### Aim of the exercise
Produce an exact copy of all the records.

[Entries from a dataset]
================================

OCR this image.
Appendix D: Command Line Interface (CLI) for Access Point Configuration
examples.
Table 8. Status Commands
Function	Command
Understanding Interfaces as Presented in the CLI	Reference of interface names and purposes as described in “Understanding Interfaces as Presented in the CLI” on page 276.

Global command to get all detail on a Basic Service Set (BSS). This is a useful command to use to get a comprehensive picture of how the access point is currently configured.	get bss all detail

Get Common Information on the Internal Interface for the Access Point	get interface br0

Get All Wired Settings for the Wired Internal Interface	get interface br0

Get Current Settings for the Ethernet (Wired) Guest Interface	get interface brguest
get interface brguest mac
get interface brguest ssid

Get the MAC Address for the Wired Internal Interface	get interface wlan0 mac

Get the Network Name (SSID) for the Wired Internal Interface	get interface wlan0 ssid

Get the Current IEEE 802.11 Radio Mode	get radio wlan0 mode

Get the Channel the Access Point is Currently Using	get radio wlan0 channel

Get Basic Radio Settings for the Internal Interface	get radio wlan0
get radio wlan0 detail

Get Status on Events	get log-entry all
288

================================

### Solved problem
OCR this image.
Appendix D: Command Line Interface (CLI) for Access Point Configuration
examples.
Table 8. Status Commands
Function	Command
Understanding Interfaces as Presented in the CLI	Reference of interface names and purposes as described in “Understanding Interfaces as Presented in the CLI” on page 276.

Global command to get all detail on a Basic Service Set (BSS). This is a useful command to use to get a comprehensive picture of how the access point is currently configured.	get bss all detail

Get Common Information on the Internal Interface for the Access Point	get interface br0

Get All Wired Settings for the Wired Internal Interface	get interface br0

Get Current Settings for the Ethernet (Wired) Guest Interface	get interface brguest
get interface brguest mac
get interface brguest ssid

Get the MAC Address for the Wired Internal Interface	get interface wlan0 mac

Get the Network Name (SSID) for the Wired Internal Interface	get interface wlan0 ssid

Get the Current IEEE 802.11 Radio Mode	get radio wlan0 mode

Get the Channel the Access Point is Currently Using	get radio wlan0 channel

Get Basic Radio Settings for the Internal Interface	get radio wlan0
get radio wlan0 detail

Get Status on Events	get log-entry all
288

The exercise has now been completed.